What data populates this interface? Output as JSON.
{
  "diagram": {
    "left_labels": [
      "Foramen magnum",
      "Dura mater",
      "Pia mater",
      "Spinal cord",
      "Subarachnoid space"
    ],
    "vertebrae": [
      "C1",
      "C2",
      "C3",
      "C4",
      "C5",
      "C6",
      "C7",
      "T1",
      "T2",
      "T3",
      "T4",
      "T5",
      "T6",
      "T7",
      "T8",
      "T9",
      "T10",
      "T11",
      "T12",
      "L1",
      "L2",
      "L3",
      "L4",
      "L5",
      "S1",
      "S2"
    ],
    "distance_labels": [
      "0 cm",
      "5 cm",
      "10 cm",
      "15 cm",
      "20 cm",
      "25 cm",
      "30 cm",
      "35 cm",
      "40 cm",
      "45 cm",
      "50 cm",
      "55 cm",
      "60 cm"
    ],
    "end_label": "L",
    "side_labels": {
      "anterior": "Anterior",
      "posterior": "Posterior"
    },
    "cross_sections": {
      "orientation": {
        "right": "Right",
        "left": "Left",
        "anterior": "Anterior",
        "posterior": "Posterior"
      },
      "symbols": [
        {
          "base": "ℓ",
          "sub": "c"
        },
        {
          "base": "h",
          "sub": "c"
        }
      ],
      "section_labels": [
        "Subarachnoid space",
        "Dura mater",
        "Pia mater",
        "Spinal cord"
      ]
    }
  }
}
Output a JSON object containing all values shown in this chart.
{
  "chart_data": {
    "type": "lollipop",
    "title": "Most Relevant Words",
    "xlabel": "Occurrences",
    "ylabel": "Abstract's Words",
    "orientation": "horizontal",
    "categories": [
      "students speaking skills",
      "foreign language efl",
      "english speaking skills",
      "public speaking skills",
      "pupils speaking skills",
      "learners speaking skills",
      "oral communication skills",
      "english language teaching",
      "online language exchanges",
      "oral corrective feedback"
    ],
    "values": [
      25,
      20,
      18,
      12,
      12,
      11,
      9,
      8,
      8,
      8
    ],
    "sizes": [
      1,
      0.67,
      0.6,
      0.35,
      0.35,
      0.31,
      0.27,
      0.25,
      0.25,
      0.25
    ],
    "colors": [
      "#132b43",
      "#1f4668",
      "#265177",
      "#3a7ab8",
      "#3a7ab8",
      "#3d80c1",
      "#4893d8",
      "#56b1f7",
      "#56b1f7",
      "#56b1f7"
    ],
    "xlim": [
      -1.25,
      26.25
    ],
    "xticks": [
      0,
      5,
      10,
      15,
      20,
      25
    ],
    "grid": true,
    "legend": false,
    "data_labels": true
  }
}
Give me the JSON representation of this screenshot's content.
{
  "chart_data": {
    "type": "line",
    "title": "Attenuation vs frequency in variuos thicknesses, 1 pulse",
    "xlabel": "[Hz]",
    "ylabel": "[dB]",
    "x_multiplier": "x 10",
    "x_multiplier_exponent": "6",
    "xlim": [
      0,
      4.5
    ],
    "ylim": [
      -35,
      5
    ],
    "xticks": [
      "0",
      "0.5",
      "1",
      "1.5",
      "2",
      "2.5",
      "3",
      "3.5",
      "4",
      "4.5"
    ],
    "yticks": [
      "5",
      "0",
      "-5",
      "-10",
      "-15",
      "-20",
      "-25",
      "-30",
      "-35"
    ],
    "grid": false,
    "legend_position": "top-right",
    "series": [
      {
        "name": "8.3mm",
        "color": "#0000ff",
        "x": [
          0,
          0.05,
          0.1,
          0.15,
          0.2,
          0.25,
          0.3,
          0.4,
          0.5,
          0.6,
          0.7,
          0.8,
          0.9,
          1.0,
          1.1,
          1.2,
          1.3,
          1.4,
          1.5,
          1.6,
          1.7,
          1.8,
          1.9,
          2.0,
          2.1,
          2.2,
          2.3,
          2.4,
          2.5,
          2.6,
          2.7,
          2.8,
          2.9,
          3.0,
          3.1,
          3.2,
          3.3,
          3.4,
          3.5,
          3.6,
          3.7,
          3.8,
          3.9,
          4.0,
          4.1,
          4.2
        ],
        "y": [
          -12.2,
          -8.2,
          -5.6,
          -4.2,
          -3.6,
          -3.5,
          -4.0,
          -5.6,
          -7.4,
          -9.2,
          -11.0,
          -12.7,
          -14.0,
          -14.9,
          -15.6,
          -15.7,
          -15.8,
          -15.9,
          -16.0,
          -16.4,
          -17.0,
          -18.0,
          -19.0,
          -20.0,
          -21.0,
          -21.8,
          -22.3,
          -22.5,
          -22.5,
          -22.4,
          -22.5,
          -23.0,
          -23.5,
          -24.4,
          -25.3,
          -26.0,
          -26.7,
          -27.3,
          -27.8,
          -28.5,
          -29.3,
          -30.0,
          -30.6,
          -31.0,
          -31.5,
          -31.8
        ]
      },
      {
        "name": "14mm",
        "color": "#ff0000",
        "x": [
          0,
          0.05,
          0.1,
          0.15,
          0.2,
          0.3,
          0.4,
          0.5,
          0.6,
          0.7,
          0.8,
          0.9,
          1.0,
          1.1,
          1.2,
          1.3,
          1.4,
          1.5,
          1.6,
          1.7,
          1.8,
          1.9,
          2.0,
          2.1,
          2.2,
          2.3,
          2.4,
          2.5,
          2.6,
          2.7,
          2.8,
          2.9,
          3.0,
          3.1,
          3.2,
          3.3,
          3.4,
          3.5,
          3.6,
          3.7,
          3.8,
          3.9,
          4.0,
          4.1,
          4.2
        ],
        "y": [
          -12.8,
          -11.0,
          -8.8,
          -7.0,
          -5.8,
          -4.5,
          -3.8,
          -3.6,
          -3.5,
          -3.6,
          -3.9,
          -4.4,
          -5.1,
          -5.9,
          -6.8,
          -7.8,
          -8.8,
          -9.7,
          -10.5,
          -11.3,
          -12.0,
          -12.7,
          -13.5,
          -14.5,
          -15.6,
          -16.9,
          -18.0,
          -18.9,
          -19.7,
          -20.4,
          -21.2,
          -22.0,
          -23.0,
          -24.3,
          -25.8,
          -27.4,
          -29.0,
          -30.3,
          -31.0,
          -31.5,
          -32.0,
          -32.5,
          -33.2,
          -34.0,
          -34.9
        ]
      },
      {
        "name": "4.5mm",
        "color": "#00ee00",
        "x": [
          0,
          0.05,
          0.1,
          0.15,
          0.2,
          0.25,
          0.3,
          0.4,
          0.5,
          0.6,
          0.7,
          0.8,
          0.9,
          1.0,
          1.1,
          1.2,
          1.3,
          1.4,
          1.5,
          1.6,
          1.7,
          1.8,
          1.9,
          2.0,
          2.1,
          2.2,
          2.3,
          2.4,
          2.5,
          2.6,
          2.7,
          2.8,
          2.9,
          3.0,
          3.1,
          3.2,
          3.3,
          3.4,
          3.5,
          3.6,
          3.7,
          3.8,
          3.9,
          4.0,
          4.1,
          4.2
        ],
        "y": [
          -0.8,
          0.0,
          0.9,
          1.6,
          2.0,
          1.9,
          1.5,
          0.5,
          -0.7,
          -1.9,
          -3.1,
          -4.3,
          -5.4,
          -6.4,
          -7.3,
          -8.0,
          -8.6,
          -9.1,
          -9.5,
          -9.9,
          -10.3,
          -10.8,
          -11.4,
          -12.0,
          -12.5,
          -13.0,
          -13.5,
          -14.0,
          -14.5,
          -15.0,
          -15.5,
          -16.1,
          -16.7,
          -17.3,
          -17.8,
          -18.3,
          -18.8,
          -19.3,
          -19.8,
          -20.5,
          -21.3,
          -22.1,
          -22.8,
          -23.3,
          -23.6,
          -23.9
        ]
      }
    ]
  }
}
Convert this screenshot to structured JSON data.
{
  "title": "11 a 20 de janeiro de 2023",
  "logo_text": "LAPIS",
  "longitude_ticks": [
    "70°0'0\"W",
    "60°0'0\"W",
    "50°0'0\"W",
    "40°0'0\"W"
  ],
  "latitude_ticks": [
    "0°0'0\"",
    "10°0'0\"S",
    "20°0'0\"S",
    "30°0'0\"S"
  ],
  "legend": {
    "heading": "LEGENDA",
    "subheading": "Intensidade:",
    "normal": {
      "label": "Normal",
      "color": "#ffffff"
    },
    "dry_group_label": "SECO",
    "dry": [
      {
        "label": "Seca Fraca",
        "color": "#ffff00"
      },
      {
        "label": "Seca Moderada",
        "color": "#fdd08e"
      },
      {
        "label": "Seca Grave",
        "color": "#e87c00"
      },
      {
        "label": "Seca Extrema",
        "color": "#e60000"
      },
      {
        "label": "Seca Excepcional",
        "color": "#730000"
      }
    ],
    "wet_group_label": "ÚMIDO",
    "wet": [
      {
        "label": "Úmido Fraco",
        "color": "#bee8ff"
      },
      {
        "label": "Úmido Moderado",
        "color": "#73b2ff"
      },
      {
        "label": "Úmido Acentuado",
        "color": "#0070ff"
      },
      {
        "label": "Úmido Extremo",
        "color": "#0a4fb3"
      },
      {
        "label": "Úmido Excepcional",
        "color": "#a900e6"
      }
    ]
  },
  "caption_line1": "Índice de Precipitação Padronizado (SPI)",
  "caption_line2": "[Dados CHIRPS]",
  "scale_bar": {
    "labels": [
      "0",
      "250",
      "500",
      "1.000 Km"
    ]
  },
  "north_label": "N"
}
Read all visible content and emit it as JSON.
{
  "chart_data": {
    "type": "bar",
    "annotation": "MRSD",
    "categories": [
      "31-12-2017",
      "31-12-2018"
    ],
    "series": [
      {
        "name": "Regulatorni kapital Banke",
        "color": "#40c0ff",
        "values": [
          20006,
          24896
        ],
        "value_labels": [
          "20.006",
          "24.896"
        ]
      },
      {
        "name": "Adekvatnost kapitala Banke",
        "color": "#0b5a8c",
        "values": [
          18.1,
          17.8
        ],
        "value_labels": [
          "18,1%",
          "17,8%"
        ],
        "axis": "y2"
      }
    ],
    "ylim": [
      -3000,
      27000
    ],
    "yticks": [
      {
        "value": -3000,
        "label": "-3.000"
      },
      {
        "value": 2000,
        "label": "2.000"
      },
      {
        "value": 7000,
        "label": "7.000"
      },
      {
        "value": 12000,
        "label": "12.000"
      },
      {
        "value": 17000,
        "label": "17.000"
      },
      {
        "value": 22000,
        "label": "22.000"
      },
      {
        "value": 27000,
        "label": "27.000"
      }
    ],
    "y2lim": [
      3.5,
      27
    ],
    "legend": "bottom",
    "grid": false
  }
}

_Challenge_
From the data above, copy each line where the string "oral" appears.

_Exercise output_
      "oral communication skills",
      "oral corrective feedback"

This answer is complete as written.